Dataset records
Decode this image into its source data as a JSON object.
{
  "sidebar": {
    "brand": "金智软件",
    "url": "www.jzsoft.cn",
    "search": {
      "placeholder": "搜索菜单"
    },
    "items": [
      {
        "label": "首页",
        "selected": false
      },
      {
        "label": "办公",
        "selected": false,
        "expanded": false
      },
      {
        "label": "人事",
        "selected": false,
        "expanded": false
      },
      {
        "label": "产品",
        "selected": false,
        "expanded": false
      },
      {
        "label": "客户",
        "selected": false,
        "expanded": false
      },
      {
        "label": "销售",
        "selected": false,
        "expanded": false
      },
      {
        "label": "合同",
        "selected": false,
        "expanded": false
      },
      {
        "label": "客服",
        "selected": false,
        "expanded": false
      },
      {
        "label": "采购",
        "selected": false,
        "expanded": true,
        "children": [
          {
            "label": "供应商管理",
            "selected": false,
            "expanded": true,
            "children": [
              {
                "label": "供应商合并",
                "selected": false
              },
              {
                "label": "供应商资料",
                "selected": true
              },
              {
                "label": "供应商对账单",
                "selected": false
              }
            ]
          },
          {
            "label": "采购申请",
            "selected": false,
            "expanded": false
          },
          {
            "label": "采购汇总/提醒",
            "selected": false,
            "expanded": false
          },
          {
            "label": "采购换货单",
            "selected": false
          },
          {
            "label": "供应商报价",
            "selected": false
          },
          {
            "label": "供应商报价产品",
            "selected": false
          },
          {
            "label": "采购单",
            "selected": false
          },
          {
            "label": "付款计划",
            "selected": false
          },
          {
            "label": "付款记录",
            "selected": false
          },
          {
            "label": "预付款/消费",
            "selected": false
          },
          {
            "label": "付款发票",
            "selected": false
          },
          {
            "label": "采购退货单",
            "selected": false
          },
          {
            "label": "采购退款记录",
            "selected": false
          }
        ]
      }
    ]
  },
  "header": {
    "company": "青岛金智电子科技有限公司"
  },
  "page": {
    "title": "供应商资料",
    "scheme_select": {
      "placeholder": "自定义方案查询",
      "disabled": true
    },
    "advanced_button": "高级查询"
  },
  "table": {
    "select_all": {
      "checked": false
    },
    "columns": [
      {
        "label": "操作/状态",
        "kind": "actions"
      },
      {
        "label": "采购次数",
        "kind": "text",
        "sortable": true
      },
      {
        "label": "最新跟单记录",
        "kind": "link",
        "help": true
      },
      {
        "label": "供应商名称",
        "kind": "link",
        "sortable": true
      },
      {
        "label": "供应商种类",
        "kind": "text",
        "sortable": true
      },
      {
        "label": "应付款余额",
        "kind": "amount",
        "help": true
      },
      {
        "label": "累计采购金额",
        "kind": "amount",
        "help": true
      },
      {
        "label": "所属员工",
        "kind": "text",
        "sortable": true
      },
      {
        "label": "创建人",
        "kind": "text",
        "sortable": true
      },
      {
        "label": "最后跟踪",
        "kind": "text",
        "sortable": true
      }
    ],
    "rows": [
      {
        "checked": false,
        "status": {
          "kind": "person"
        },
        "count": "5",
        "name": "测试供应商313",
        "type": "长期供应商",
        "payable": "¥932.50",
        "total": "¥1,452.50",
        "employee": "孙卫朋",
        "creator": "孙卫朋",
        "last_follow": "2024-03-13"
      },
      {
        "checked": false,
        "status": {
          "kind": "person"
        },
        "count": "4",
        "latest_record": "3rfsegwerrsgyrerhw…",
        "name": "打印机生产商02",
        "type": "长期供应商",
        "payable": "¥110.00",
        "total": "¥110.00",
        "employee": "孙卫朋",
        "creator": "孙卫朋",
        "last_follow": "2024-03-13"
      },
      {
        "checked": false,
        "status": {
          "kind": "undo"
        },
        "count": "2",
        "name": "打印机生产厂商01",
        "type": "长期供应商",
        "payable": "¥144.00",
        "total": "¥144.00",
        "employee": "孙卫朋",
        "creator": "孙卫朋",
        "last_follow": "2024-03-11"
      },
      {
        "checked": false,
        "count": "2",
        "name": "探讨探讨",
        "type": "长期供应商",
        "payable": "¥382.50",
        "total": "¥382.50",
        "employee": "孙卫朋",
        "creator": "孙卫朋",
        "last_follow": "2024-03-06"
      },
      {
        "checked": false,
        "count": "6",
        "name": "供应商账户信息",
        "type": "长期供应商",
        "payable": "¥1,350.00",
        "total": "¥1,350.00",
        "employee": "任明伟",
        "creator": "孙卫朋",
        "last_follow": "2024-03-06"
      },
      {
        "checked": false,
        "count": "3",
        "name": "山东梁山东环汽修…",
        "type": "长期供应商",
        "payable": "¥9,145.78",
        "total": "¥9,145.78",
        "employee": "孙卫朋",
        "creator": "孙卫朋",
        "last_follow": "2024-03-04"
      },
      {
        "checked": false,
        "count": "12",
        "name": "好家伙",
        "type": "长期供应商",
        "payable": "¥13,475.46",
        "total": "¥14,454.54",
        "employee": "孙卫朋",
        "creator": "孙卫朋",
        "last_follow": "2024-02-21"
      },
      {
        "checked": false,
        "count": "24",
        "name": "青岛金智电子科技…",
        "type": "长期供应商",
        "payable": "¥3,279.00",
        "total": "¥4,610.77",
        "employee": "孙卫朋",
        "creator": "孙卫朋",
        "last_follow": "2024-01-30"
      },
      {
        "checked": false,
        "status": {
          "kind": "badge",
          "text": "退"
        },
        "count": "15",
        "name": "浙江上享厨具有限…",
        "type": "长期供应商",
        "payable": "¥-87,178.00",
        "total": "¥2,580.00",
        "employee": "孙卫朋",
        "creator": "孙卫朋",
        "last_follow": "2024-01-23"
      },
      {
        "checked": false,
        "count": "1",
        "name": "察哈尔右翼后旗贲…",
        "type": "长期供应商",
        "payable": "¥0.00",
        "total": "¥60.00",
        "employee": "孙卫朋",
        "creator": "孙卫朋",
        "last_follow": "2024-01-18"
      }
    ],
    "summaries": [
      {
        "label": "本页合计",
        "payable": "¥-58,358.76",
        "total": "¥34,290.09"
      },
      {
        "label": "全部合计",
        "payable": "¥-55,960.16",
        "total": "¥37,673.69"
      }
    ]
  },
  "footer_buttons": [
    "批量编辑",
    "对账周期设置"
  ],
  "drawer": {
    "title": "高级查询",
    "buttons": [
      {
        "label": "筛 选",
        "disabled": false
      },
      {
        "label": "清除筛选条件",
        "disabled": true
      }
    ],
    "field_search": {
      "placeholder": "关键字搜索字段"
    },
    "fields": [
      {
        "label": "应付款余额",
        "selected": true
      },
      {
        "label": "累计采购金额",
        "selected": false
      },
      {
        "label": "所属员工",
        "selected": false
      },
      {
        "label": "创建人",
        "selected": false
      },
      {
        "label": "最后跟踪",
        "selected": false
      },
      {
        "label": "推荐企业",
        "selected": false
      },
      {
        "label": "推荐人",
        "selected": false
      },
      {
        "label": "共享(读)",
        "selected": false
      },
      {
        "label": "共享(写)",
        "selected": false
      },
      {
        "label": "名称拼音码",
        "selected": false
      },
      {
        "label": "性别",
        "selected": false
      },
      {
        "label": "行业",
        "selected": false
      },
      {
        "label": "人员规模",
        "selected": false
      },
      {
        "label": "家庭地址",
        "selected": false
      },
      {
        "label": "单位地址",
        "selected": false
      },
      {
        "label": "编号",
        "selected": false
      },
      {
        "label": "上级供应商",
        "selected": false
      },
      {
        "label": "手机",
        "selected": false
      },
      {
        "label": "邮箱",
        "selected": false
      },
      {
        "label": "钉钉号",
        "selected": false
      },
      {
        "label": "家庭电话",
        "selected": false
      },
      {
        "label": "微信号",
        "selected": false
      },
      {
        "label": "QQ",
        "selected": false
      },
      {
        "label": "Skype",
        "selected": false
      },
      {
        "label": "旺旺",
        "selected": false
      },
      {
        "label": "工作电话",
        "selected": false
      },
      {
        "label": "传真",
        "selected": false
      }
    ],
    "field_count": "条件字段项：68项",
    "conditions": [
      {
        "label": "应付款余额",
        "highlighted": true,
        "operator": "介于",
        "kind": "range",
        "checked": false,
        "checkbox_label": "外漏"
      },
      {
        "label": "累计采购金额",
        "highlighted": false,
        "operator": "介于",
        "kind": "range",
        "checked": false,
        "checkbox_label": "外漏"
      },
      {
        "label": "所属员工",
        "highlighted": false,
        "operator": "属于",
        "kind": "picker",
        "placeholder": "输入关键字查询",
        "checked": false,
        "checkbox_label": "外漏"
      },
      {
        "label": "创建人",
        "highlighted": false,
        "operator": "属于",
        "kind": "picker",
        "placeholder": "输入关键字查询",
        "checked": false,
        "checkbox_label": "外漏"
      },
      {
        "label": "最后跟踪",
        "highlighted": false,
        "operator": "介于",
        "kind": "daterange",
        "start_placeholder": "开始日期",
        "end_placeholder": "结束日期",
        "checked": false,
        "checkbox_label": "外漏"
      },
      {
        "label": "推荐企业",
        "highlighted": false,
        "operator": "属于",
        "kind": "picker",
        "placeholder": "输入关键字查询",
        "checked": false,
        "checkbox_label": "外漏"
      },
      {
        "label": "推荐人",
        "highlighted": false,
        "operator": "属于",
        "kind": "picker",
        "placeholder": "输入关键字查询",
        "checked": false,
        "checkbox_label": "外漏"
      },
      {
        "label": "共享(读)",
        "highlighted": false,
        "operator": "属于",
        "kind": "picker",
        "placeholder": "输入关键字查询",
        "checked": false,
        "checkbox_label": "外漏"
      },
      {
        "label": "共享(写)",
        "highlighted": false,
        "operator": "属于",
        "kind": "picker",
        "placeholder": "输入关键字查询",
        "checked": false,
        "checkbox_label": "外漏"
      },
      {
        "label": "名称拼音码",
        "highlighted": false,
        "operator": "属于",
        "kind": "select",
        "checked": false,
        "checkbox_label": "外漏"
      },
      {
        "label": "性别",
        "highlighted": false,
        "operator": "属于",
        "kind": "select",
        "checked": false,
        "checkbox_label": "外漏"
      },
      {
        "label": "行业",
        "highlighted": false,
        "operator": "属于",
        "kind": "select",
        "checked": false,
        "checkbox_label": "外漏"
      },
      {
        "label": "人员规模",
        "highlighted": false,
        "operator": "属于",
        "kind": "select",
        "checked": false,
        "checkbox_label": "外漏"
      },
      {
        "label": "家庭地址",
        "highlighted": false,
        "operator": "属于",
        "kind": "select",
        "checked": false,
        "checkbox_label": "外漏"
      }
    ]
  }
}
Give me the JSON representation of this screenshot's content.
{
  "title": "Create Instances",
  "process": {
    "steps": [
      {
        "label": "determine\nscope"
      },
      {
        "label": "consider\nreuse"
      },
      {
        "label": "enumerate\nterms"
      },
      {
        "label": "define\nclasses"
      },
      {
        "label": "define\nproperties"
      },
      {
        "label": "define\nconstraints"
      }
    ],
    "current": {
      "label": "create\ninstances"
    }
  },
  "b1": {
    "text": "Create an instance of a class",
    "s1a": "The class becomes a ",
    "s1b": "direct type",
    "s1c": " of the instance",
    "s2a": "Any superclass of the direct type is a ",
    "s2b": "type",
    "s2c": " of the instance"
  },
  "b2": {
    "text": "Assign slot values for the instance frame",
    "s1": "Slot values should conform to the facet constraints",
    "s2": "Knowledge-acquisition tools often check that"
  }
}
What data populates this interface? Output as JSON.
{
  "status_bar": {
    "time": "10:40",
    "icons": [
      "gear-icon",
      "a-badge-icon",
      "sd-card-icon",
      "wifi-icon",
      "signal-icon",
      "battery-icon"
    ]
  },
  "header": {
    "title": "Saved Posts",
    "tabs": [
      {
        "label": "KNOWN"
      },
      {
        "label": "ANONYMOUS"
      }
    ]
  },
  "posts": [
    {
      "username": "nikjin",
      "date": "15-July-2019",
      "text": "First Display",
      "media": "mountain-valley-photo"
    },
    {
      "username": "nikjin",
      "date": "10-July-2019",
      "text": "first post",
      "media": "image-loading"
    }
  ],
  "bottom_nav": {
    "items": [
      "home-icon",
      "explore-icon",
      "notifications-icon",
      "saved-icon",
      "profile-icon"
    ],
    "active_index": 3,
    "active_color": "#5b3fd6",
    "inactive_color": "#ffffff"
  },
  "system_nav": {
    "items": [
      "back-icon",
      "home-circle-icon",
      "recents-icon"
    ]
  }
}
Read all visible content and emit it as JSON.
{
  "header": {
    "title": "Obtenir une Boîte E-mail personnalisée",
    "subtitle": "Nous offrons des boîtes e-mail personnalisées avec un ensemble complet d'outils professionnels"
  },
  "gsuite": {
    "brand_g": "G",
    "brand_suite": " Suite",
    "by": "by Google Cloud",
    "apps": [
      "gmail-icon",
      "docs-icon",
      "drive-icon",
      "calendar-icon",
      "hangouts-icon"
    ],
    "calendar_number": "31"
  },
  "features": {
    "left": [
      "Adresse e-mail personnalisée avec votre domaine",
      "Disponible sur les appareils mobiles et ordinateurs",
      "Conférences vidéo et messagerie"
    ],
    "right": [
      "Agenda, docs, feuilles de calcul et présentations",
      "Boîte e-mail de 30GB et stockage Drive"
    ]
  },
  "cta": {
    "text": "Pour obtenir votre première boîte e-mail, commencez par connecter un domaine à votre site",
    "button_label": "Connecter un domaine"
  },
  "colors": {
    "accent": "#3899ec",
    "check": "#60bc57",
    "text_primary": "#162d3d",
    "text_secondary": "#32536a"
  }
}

▶ _What is being asked_:
In the listing above, find the line containing "Read all visible content and emit it as JSON.", then reproduce it and each line after it through the end, exactly and with nothing added.

▶ _The answer_:
Read all visible content and emit it as JSON.
{
  "header": {
    "title": "Obtenir une Boîte E-mail personnalisée",
    "subtitle": "Nous offrons des boîtes e-mail personnalisées avec un ensemble complet d'outils professionnels"
  },
  "gsuite": {
    "brand_g": "G",
    "brand_suite": " Suite",
    "by": "by Google Cloud",
    "apps": [
      "gmail-icon",
      "docs-icon",
      "drive-icon",
      "calendar-icon",
      "hangouts-icon"
    ],
    "calendar_number": "31"
  },
  "features": {
    "left": [
      "Adresse e-mail personnalisée avec votre domaine",
      "Disponible sur les appareils mobiles et ordinateurs",
      "Conférences vidéo et messagerie"
    ],
    "right": [
      "Agenda, docs, feuilles de calcul et présentations",
      "Boîte e-mail de 30GB et stockage Drive"
    ]
  },
  "cta": {
    "text": "Pour obtenir votre première boîte e-mail, commencez par connecter un domaine à votre site",
    "button_label": "Connecter un domaine"
  },
  "colors": {
    "accent": "#3899ec",
    "check": "#60bc57",
    "text_primary": "#162d3d",
    "text_secondary": "#32536a"
  }
}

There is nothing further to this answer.